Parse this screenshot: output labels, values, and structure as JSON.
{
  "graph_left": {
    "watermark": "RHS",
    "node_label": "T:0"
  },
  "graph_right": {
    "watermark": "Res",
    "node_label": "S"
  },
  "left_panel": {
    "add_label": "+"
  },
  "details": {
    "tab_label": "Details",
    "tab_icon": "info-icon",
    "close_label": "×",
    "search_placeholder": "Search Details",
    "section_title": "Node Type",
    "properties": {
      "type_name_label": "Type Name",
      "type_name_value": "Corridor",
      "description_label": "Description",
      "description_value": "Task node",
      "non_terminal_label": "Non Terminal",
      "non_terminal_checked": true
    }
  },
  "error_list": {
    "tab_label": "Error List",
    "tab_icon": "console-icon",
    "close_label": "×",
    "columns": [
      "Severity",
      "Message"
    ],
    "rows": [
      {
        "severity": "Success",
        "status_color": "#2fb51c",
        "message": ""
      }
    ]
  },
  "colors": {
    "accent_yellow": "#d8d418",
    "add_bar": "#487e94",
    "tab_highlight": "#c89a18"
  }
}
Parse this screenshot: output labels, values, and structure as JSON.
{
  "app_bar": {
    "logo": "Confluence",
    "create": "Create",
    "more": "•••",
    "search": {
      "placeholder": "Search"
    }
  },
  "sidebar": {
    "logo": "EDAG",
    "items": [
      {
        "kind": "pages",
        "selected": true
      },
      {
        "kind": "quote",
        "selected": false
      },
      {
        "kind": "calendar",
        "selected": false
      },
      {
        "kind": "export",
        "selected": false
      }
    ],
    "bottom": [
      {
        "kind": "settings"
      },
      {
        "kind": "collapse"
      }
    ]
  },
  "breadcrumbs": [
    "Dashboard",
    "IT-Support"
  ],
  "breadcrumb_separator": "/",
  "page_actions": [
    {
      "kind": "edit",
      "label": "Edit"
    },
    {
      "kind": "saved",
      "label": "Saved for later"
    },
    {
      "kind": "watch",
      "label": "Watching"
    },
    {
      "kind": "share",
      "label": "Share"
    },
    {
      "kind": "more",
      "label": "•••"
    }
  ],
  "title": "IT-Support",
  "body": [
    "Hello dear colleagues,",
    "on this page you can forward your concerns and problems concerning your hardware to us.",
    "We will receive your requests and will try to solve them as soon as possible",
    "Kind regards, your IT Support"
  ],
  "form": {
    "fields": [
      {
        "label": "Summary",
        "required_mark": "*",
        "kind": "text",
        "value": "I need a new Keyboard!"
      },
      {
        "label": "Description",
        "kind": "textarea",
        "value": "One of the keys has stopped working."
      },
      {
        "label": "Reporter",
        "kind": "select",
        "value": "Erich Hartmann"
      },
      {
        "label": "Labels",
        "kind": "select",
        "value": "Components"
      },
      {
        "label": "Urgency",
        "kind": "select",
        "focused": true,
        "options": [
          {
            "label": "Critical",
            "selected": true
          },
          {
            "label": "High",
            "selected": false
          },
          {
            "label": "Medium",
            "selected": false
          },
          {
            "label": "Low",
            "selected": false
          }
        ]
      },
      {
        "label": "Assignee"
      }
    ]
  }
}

• • • • • • •

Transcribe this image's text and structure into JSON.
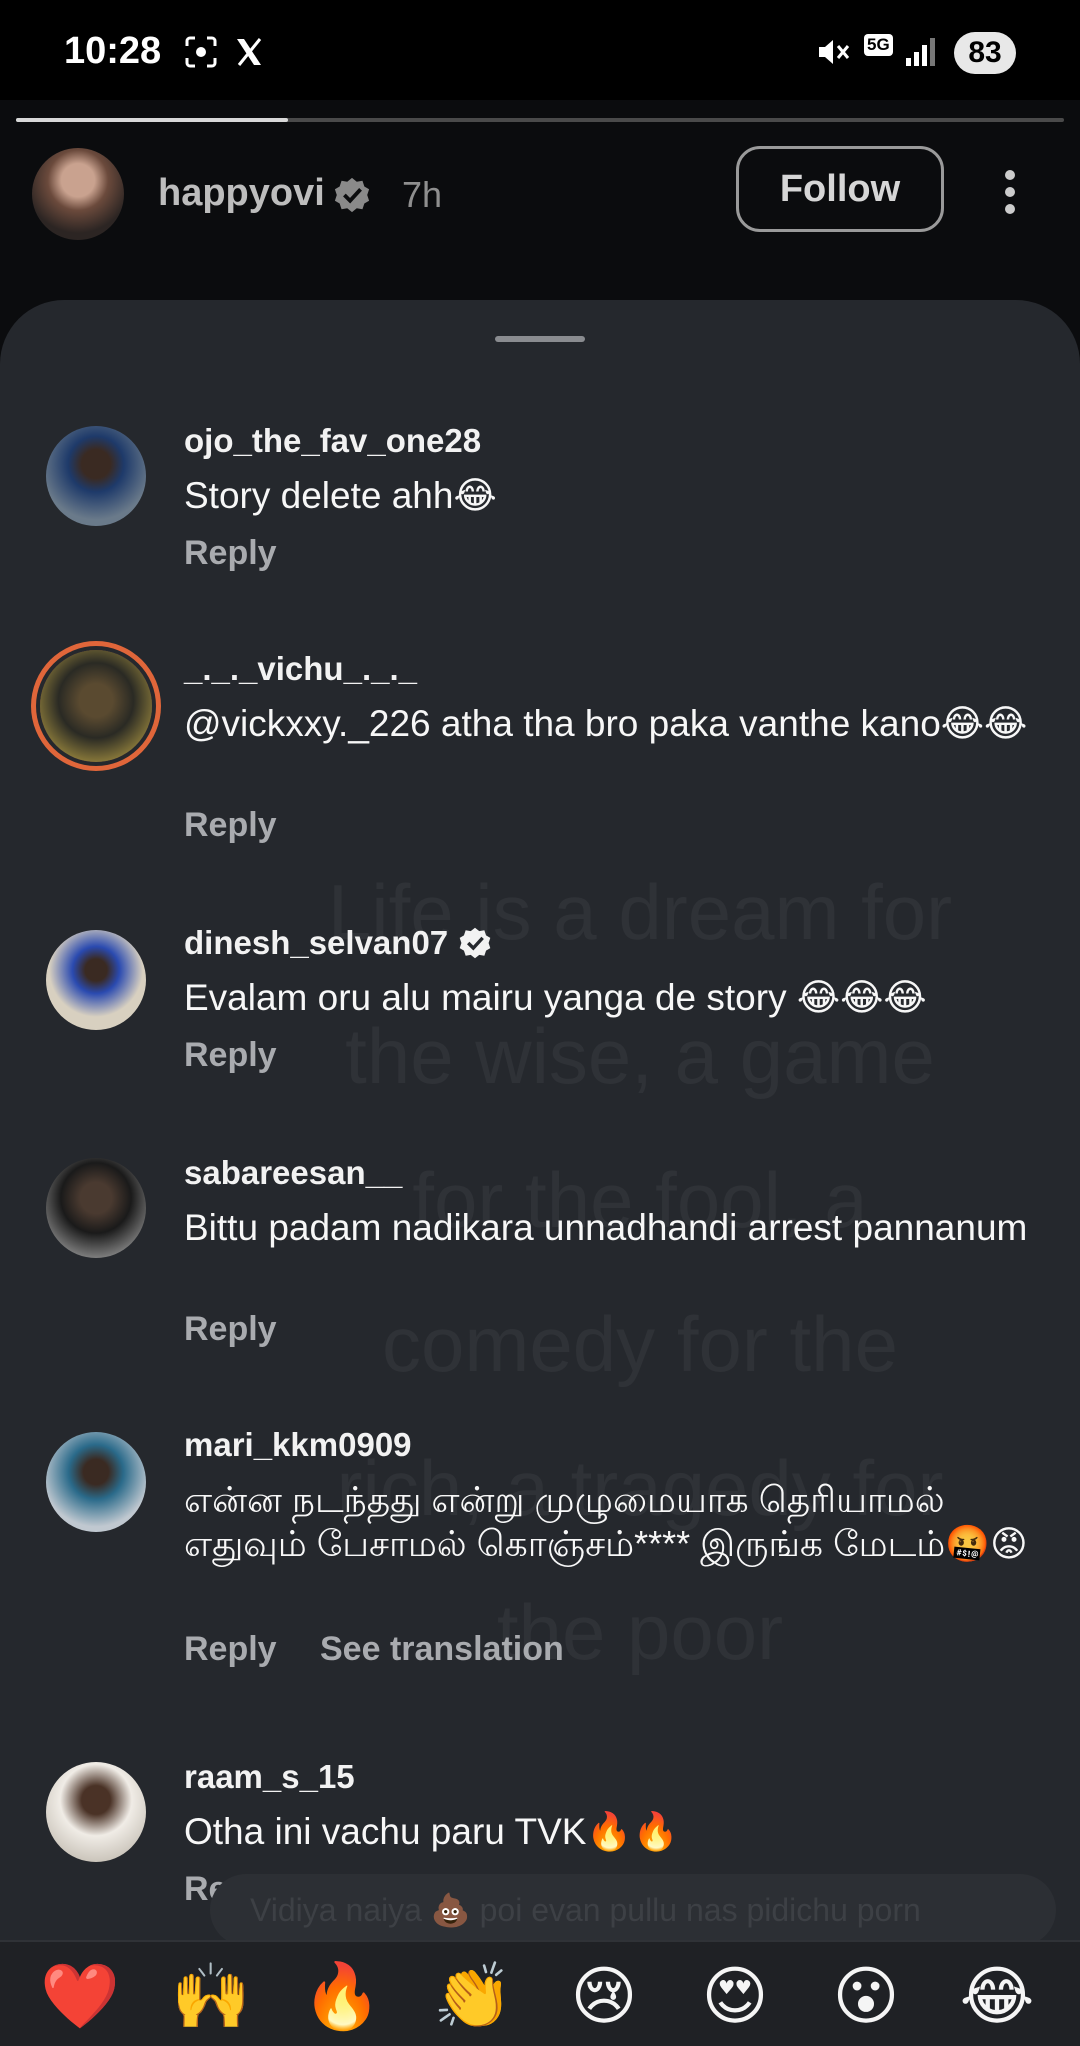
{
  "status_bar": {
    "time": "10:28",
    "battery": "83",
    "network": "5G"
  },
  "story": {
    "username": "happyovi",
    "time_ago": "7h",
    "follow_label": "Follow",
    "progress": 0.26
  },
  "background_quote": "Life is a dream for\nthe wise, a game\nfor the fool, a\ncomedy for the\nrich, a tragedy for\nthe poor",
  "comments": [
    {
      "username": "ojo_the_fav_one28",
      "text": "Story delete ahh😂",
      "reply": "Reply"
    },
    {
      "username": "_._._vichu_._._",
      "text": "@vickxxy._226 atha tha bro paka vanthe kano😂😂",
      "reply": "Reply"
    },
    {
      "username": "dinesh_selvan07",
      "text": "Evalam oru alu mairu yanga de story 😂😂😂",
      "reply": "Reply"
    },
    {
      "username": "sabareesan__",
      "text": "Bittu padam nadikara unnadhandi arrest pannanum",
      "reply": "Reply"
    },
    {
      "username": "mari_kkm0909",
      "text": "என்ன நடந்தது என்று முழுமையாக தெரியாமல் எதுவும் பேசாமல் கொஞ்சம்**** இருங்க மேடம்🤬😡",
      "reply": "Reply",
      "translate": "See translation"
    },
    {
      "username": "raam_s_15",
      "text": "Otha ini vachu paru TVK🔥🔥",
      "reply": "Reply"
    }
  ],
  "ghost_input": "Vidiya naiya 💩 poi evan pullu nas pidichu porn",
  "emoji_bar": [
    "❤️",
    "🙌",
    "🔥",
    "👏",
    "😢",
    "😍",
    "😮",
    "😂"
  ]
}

• • • • • • •

— THE EXERCISE —
Look through the records and count each line that holds "Support". Write only the total.

— EXERCISE RESULT —
3